Where a line contains the string "document", copy that line.
__________
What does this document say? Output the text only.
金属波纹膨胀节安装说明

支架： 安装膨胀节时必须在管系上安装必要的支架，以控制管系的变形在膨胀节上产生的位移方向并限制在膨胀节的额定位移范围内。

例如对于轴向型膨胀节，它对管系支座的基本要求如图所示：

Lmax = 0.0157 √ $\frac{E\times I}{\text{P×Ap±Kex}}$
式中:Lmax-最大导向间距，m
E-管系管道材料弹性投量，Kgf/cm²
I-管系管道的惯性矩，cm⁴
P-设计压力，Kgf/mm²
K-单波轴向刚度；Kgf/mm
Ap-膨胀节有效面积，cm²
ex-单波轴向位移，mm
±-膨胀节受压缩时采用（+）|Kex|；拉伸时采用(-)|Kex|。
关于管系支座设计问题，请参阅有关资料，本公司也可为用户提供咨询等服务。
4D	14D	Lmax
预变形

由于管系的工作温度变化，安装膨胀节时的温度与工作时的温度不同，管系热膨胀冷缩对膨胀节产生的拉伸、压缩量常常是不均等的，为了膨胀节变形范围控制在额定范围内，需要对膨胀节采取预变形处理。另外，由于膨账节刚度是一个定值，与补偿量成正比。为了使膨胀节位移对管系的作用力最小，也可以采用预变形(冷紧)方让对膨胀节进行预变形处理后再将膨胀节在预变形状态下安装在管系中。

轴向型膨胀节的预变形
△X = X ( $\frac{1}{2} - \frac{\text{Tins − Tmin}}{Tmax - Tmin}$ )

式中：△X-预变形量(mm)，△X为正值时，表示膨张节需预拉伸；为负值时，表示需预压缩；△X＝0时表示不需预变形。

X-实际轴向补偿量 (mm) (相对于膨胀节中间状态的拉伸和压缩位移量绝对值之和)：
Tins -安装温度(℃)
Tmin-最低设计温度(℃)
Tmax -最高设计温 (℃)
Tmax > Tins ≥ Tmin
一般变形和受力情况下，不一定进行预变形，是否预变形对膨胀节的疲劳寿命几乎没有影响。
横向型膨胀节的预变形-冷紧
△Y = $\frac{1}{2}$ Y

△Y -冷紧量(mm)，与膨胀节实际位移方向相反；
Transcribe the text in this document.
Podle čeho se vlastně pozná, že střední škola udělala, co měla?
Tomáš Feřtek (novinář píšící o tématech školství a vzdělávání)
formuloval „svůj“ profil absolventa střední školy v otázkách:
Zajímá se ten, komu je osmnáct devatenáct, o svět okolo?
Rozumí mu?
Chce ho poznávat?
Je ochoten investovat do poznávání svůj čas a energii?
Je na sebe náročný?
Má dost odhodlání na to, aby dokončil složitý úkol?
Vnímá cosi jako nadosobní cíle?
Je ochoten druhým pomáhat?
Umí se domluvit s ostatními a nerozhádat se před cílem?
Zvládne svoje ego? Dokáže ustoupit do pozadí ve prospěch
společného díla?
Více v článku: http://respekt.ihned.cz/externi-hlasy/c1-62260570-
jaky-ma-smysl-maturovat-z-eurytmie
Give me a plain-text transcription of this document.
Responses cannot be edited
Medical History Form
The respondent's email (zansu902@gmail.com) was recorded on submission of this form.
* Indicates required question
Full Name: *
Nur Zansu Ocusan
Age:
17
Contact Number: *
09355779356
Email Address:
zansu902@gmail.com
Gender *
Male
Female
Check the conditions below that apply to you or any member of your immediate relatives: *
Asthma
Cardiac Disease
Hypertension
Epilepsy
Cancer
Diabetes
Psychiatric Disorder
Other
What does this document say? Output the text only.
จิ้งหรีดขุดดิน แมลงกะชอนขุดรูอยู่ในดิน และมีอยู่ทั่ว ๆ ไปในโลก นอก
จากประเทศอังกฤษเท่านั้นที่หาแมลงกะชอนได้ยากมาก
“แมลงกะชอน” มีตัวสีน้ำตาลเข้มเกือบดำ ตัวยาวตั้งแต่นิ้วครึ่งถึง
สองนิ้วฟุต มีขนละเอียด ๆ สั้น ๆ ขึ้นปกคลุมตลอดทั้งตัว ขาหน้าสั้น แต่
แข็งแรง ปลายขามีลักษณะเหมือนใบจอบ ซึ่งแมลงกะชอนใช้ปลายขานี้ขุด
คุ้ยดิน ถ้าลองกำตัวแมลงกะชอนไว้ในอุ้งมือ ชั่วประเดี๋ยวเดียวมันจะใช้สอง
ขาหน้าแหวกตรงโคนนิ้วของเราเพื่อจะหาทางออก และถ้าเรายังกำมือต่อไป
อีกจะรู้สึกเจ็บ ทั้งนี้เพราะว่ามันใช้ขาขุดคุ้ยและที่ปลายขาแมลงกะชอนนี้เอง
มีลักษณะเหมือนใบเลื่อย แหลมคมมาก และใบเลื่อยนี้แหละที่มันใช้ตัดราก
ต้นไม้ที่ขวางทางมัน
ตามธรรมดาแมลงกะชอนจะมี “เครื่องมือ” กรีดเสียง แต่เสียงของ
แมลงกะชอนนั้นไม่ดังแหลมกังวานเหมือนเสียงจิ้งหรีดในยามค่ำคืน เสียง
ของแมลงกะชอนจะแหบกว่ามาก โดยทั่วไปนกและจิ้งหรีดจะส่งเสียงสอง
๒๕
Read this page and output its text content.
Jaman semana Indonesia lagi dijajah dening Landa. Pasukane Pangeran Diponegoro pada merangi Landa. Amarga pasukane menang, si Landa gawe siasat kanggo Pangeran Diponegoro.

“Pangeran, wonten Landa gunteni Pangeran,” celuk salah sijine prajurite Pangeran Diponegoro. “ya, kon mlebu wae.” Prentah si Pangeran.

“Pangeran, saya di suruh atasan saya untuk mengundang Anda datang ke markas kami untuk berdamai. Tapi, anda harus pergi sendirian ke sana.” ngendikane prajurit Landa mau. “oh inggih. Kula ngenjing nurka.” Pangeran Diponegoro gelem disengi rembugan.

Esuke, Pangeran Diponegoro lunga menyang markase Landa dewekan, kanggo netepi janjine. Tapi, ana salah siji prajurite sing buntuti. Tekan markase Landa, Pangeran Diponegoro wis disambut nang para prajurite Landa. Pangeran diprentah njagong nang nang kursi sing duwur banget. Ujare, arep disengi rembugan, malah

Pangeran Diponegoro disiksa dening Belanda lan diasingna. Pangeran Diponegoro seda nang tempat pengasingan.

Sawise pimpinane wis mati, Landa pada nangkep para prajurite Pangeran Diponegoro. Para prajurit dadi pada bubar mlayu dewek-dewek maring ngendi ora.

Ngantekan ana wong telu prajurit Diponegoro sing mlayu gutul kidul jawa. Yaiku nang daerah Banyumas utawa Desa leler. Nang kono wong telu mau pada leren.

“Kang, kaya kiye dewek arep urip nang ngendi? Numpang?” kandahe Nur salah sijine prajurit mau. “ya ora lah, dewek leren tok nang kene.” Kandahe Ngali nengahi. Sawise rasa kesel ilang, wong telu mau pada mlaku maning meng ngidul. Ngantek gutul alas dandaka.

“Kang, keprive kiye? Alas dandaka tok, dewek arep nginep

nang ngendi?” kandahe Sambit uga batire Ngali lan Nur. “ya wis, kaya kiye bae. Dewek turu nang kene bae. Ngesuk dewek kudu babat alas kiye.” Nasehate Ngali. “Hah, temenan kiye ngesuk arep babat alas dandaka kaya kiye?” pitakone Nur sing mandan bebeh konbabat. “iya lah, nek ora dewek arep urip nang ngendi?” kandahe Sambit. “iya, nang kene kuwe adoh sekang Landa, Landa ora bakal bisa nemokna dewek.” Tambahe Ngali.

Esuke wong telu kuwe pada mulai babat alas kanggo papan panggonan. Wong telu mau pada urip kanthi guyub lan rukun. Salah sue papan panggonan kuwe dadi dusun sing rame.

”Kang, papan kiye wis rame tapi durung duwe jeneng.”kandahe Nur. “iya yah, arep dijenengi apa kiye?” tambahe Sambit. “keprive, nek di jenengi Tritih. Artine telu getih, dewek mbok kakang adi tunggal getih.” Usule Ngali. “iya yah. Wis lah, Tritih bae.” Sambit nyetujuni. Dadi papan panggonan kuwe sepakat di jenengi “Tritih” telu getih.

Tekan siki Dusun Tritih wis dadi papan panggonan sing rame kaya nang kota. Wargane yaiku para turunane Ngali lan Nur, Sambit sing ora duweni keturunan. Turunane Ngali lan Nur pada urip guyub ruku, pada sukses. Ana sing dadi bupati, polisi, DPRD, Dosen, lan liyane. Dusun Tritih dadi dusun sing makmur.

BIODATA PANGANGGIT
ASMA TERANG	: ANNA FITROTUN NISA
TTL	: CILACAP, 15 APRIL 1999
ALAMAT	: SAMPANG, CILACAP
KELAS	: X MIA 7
__________
▸ **RESPONSE BELOW**:
What does this document say? Output the text only.
Transcribe the text in this document.
Give me a plain-text transcription of this document.
What does this document say? Output the text only.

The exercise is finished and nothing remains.